## Aim
The records that follow are to be repeated exactly, with the pictures removed.

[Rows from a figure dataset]

——————————

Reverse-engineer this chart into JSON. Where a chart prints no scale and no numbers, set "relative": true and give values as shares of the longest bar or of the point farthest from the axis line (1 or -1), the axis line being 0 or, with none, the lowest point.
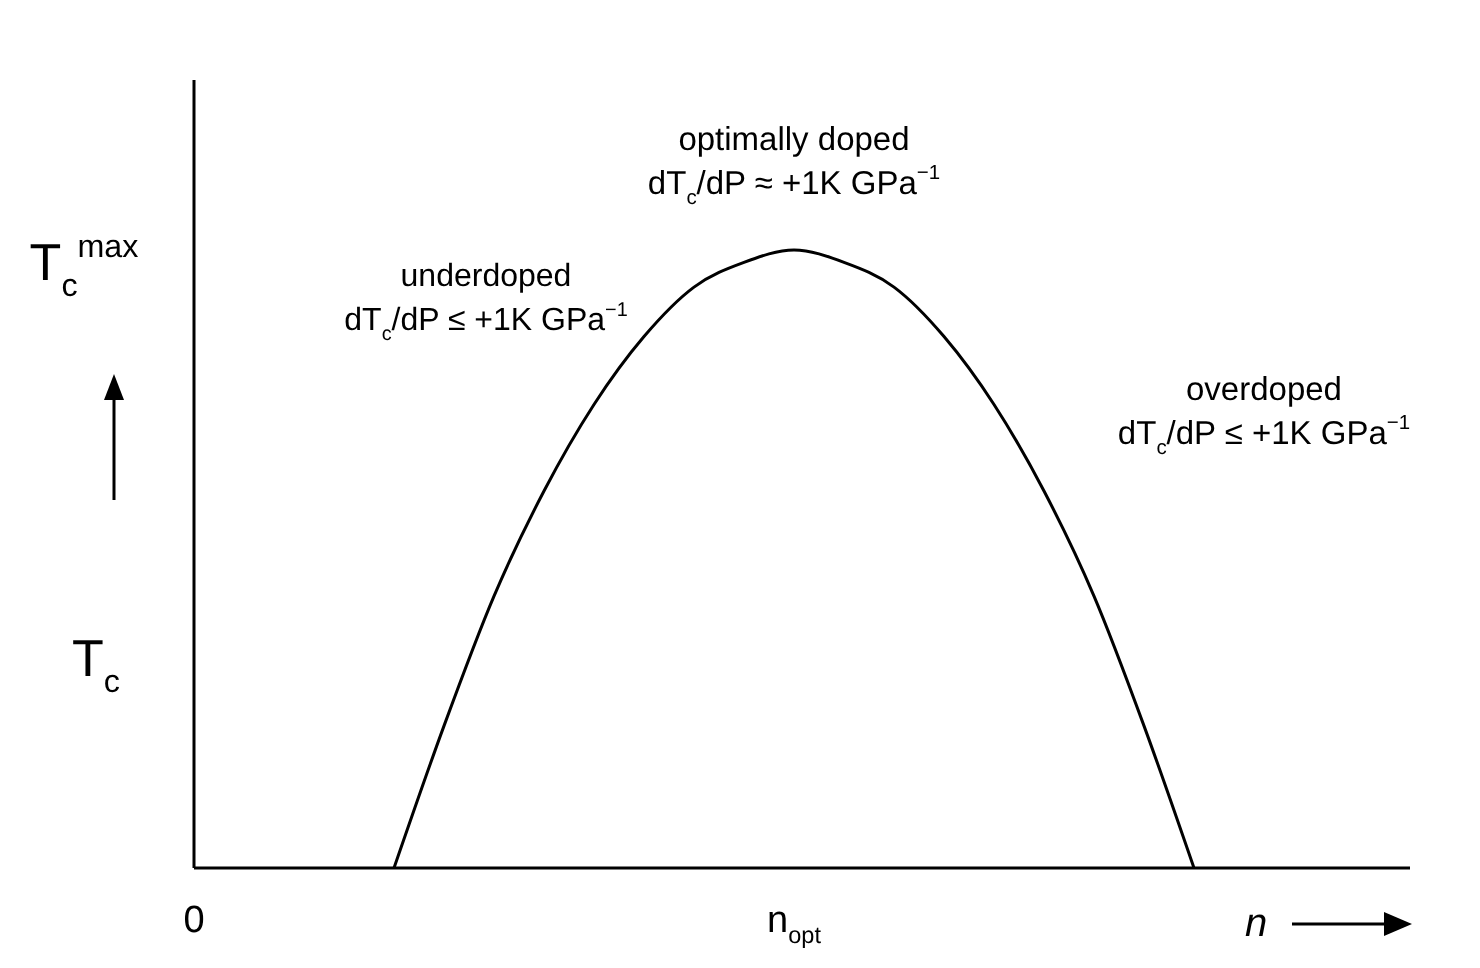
{
  "chart_data": {
    "type": "line",
    "relative": true,
    "categories": [
      "0",
      null,
      null,
      null,
      null,
      null,
      null,
      null,
      null,
      null,
      null,
      null,
      "n$_{opt}$",
      null,
      null,
      null,
      null,
      null,
      null,
      null,
      null,
      null,
      null,
      null,
      null
    ],
    "values": [
      null,
      null,
      null,
      null,
      0,
      0.23,
      0.44,
      0.61,
      0.75,
      0.86,
      0.94,
      0.98,
      1,
      0.98,
      0.94,
      0.86,
      0.75,
      0.61,
      0.44,
      0.23,
      0,
      null,
      null,
      null,
      null
    ],
    "color": "#000000",
    "xlabel": "n",
    "ylabel": "T$_{c}$",
    "annotations": [
      "T$_{c}$$^{max}$",
      "underdoped\ndT$_{c}$/dP ≤ +1K GPa$^{−1}$",
      "optimally doped\ndT$_{c}$/dP ≈ +1K GPa$^{−1}$",
      "overdoped\ndT$_{c}$/dP ≤ +1K GPa$^{−1}$"
    ]
  }
}
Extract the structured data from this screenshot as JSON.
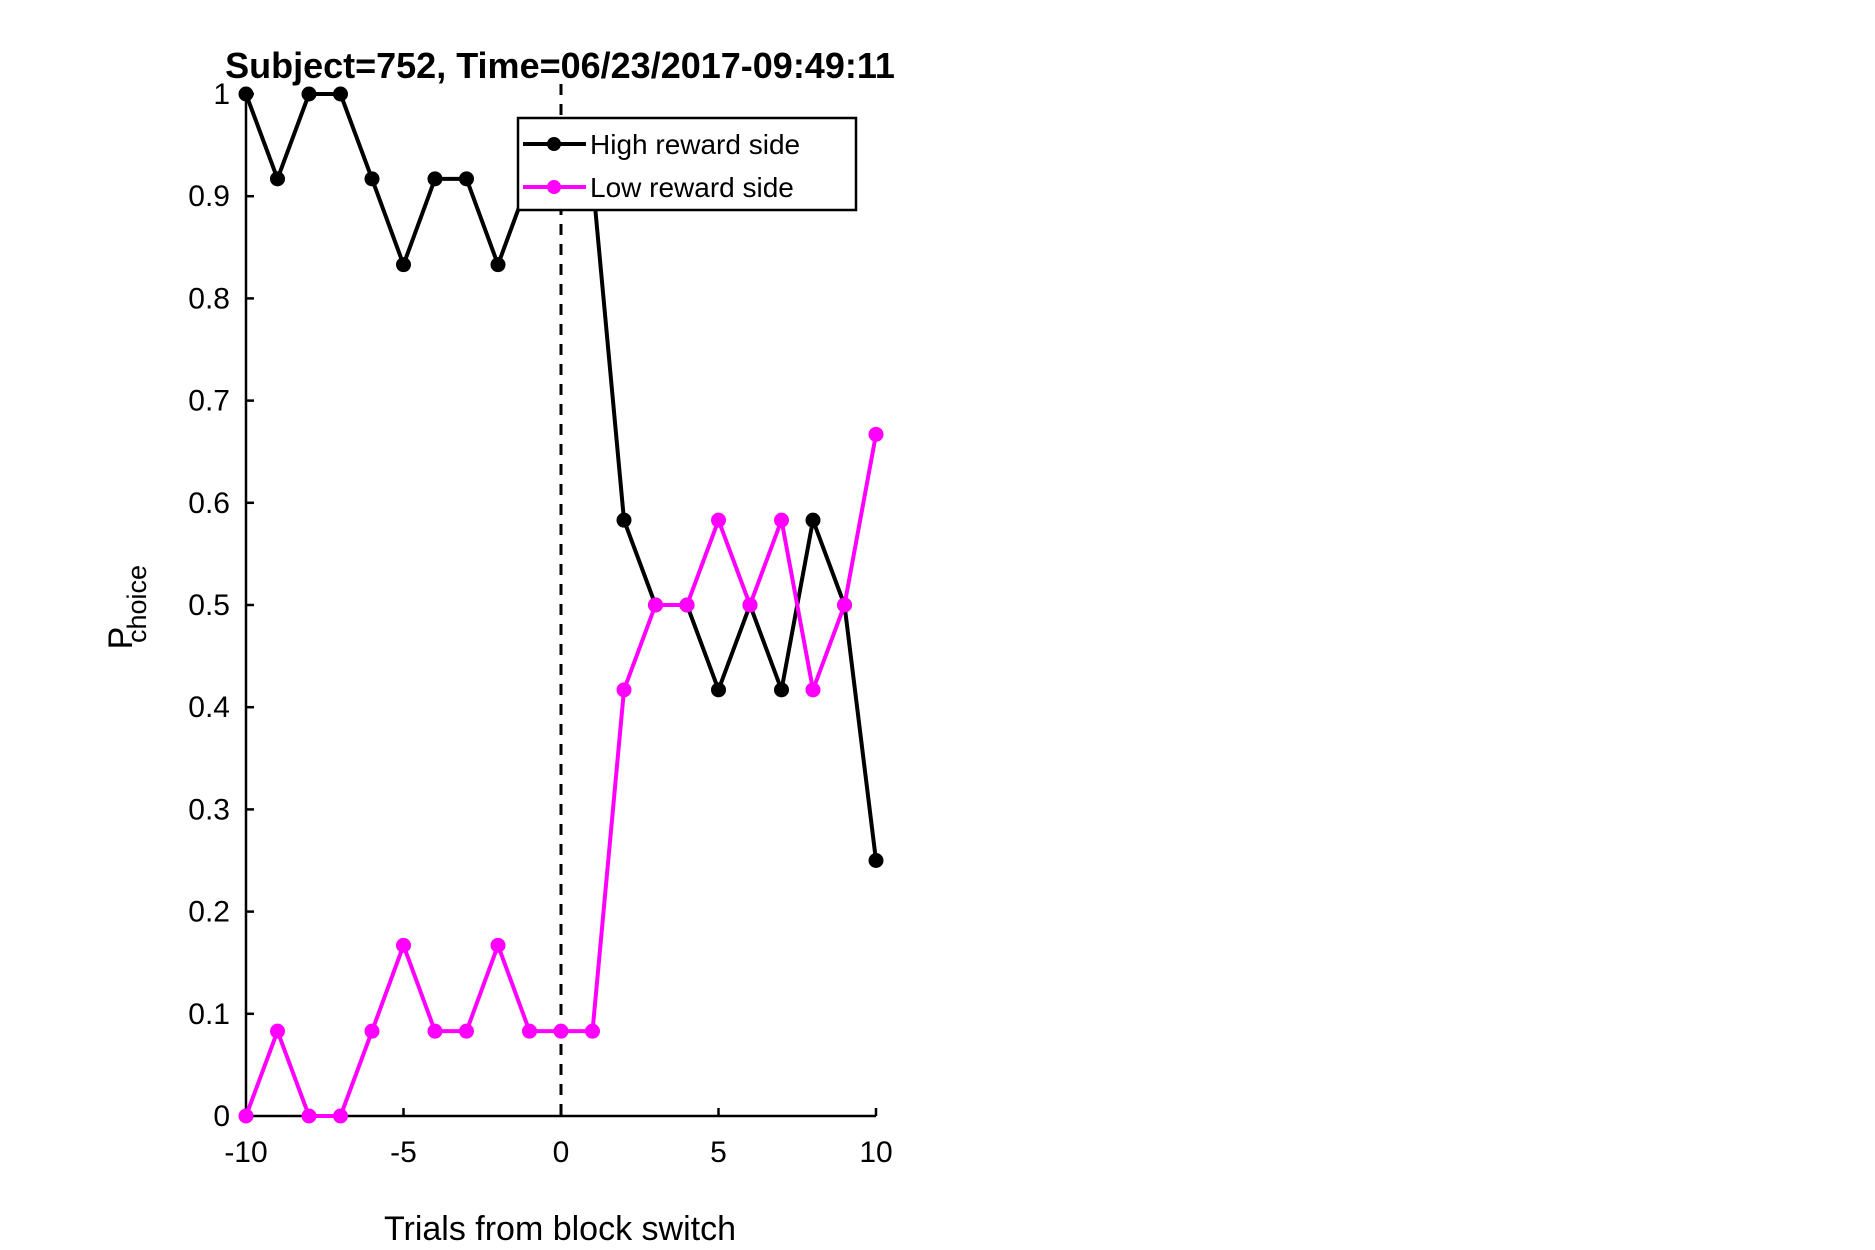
{
  "chart_data": {
    "type": "line",
    "title": "Subject=752, Time=06/23/2017-09:49:11",
    "xlabel": "Trials from block switch",
    "ylabel_main": "P",
    "ylabel_sub": "choice",
    "xlim": [
      -10,
      10
    ],
    "ylim": [
      0,
      1
    ],
    "xticks": [
      -10,
      -5,
      0,
      5,
      10
    ],
    "xtick_labels": [
      "-10",
      "-5",
      "0",
      "5",
      "10"
    ],
    "yticks": [
      0,
      0.1,
      0.2,
      0.3,
      0.4,
      0.5,
      0.6,
      0.7,
      0.8,
      0.9,
      1
    ],
    "ytick_labels": [
      "0",
      "0.1",
      "0.2",
      "0.3",
      "0.4",
      "0.5",
      "0.6",
      "0.7",
      "0.8",
      "0.9",
      "1"
    ],
    "vline_x": 0,
    "legend_position": "top-right",
    "x": [
      -10,
      -9,
      -8,
      -7,
      -6,
      -5,
      -4,
      -3,
      -2,
      -1,
      0,
      1,
      2,
      3,
      4,
      5,
      6,
      7,
      8,
      9,
      10
    ],
    "series": [
      {
        "name": "High reward side",
        "color": "#000000",
        "values": [
          1,
          0.917,
          1,
          1,
          0.917,
          0.833,
          0.917,
          0.917,
          0.833,
          0.917,
          0.917,
          0.917,
          0.583,
          0.5,
          0.5,
          0.417,
          0.5,
          0.417,
          0.583,
          0.5,
          0.25
        ]
      },
      {
        "name": "Low reward side",
        "color": "#ff00ff",
        "values": [
          0,
          0.083,
          0,
          0,
          0.083,
          0.167,
          0.083,
          0.083,
          0.167,
          0.083,
          0.083,
          0.083,
          0.417,
          0.5,
          0.5,
          0.583,
          0.5,
          0.583,
          0.417,
          0.5,
          0.667
        ]
      }
    ]
  }
}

——————————

## Answer for this exercise
Reverse-engineer this chart into JSON. Where a chart prints no scale and no numbers, set "relative": true and give values as shares of the longest bar or of the point farthest from the axis line (1 or -1), the axis line being 0 or, with none, the lowest point.
{
  "chart_data": {
    "type": "line",
    "relative": true,
    "categories": [
      "0",
      null,
      null,
      null,
      null,
      null,
      null,
      null,
      null,
      null,
      null,
      null,
      "n$_{opt}$",
      null,
      null,
      null,
      null,
      null,
      null,
      null,
      null,
      null,
      null,
      null,
      null
    ],
    "values": [
      null,
      null,
      null,
      null,
      0,
      0.23,
      0.44,
      0.61,
      0.75,
      0.86,
      0.94,
      0.98,
      1,
      0.98,
      0.94,
      0.86,
      0.75,
      0.61,
      0.44,
      0.23,
      0,
      null,
      null,
      null,
      null
    ],
    "color": "#000000",
    "xlabel": "n",
    "ylabel": "T$_{c}$",
    "annotations": [
      "T$_{c}$$^{max}$",
      "underdoped\ndT$_{c}$/dP ≤ +1K GPa$^{−1}$",
      "optimally doped\ndT$_{c}$/dP ≈ +1K GPa$^{−1}$",
      "overdoped\ndT$_{c}$/dP ≤ +1K GPa$^{−1}$"
    ]
  }
}
Extract the structured data from this screenshot as JSON.
{
  "chart_data": {
    "type": "line",
    "title": "Subject=752, Time=06/23/2017-09:49:11",
    "xlabel": "Trials from block switch",
    "ylabel_main": "P",
    "ylabel_sub": "choice",
    "xlim": [
      -10,
      10
    ],
    "ylim": [
      0,
      1
    ],
    "xticks": [
      -10,
      -5,
      0,
      5,
      10
    ],
    "xtick_labels": [
      "-10",
      "-5",
      "0",
      "5",
      "10"
    ],
    "yticks": [
      0,
      0.1,
      0.2,
      0.3,
      0.4,
      0.5,
      0.6,
      0.7,
      0.8,
      0.9,
      1
    ],
    "ytick_labels": [
      "0",
      "0.1",
      "0.2",
      "0.3",
      "0.4",
      "0.5",
      "0.6",
      "0.7",
      "0.8",
      "0.9",
      "1"
    ],
    "vline_x": 0,
    "legend_position": "top-right",
    "x": [
      -10,
      -9,
      -8,
      -7,
      -6,
      -5,
      -4,
      -3,
      -2,
      -1,
      0,
      1,
      2,
      3,
      4,
      5,
      6,
      7,
      8,
      9,
      10
    ],
    "series": [
      {
        "name": "High reward side",
        "color": "#000000",
        "values": [
          1,
          0.917,
          1,
          1,
          0.917,
          0.833,
          0.917,
          0.917,
          0.833,
          0.917,
          0.917,
          0.917,
          0.583,
          0.5,
          0.5,
          0.417,
          0.5,
          0.417,
          0.583,
          0.5,
          0.25
        ]
      },
      {
        "name": "Low reward side",
        "color": "#ff00ff",
        "values": [
          0,
          0.083,
          0,
          0,
          0.083,
          0.167,
          0.083,
          0.083,
          0.167,
          0.083,
          0.083,
          0.083,
          0.417,
          0.5,
          0.5,
          0.583,
          0.5,
          0.583,
          0.417,
          0.5,
          0.667
        ]
      }
    ]
  }
}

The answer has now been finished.